▶ [Task details] Select the lines of the records containing the word "JSON" and list them.

(Figure dataset records)
START

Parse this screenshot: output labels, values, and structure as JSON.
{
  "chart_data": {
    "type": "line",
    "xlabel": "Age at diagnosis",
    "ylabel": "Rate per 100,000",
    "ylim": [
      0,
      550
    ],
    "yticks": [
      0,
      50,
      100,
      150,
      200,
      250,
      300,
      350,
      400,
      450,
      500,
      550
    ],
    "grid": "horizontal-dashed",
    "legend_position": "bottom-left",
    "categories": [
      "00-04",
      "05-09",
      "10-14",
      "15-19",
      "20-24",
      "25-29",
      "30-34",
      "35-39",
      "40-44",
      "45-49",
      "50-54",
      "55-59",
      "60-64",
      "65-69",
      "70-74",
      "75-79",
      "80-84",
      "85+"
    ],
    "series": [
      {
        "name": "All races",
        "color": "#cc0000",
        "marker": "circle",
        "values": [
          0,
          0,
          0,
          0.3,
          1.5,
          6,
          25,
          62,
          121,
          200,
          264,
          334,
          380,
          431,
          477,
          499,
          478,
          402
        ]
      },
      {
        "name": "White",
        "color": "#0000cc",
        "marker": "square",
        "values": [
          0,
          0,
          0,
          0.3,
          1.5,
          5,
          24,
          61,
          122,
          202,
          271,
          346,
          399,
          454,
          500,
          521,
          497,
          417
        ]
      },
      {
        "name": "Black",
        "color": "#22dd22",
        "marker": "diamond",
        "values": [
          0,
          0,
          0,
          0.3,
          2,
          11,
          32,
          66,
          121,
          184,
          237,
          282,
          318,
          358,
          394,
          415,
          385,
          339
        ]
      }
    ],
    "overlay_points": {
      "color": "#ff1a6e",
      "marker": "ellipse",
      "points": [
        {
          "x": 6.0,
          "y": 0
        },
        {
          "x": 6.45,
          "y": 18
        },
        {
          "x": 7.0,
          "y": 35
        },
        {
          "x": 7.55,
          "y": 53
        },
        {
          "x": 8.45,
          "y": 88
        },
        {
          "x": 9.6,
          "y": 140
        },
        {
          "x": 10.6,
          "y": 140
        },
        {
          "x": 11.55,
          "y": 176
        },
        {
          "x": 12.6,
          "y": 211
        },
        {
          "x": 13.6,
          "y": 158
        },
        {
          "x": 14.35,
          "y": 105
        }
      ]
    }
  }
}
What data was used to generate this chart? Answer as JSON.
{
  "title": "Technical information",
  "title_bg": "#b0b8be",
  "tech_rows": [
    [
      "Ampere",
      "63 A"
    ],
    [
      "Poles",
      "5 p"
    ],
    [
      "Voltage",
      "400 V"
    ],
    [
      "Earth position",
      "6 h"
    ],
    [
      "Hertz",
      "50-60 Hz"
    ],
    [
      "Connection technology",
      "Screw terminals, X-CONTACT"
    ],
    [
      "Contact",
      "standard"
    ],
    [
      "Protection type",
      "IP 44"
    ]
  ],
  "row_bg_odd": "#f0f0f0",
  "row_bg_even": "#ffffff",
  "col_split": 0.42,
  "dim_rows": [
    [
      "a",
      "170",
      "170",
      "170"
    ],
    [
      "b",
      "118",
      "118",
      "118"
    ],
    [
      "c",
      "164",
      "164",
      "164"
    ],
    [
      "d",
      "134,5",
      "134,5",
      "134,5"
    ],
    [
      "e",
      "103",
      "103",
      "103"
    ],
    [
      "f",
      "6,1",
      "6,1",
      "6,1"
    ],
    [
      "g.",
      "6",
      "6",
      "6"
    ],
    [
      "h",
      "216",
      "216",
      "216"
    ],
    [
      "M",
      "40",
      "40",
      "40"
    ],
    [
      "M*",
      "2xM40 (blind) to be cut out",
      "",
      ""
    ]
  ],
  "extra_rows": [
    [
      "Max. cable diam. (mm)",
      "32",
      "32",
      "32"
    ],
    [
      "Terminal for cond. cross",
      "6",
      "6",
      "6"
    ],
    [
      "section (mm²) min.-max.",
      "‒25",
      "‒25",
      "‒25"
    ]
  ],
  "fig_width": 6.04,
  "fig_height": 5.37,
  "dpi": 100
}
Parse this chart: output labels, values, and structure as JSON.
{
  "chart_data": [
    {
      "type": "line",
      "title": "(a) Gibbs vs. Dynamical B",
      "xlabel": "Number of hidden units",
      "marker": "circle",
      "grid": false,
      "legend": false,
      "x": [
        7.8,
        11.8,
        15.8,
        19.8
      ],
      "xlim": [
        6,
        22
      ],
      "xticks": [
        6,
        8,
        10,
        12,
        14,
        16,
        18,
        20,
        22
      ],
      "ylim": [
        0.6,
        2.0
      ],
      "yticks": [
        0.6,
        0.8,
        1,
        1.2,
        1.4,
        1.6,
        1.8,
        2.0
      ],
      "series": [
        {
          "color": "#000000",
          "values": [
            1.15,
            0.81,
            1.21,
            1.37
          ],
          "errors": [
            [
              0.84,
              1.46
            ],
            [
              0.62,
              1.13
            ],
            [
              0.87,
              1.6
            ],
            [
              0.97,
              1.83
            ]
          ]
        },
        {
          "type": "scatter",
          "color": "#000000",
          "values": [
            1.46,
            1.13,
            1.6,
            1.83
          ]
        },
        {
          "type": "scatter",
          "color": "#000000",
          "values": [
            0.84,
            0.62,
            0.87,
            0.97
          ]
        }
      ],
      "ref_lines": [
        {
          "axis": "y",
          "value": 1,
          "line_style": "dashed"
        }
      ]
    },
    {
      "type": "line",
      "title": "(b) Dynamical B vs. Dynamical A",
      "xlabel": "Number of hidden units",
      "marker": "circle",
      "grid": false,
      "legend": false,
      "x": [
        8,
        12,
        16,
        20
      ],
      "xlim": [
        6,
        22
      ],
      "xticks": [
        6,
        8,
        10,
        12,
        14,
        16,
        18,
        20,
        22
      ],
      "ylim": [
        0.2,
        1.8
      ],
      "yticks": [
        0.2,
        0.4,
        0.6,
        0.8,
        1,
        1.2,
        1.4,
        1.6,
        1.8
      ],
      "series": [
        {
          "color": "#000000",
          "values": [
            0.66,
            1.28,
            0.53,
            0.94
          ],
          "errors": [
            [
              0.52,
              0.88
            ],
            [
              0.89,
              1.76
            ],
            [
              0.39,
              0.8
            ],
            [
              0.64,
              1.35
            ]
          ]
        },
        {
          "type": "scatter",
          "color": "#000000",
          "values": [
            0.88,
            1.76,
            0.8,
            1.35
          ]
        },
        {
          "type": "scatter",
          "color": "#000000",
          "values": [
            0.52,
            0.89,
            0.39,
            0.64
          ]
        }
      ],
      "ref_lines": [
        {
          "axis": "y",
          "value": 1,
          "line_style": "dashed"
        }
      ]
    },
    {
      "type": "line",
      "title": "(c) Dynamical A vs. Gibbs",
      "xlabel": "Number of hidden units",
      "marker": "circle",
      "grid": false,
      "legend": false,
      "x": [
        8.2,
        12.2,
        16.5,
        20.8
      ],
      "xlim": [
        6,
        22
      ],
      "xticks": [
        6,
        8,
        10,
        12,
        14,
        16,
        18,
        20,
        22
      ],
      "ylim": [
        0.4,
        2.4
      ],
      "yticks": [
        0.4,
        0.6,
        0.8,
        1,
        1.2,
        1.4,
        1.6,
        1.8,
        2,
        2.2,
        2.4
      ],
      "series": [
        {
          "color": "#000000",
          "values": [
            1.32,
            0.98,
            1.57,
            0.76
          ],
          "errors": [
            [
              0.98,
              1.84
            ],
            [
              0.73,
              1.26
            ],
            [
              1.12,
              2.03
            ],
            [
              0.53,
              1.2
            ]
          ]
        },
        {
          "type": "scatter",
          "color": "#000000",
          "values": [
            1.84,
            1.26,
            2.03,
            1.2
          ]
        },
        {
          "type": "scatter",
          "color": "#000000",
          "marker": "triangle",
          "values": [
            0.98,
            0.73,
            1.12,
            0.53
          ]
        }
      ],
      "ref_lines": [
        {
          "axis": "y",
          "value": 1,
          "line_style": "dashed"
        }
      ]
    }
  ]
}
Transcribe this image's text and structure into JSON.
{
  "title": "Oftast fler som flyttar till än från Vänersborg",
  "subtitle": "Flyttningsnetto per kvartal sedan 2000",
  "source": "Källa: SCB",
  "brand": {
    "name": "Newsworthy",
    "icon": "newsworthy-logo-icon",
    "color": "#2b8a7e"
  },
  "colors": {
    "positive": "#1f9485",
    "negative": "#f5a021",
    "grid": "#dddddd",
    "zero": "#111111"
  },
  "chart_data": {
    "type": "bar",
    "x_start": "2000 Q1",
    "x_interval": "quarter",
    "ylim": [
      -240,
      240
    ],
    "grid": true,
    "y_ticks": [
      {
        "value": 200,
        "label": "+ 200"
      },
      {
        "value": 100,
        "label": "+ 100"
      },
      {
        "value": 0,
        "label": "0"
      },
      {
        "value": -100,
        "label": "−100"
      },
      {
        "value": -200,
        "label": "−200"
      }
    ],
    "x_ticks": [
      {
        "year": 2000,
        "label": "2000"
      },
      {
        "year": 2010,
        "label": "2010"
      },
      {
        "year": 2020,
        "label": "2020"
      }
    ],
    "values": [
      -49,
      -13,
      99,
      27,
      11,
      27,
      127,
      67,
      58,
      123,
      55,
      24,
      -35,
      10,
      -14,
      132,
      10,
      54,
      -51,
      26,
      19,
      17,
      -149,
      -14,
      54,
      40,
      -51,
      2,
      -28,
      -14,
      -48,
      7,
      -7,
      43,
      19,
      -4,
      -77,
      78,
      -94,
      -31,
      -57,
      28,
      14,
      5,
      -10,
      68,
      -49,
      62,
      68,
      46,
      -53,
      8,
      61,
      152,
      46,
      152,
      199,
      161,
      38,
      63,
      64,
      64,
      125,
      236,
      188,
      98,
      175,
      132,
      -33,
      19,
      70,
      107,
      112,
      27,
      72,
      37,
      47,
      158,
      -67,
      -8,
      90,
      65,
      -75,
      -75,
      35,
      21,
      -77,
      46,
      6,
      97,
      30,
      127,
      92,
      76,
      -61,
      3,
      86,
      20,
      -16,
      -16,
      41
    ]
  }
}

END

▶ [Output for this task]
Parse this screenshot: output labels, values, and structure as JSON.
What data was used to generate this chart? Answer as JSON.
Parse this chart: output labels, values, and structure as JSON.
Transcribe this image's text and structure into JSON.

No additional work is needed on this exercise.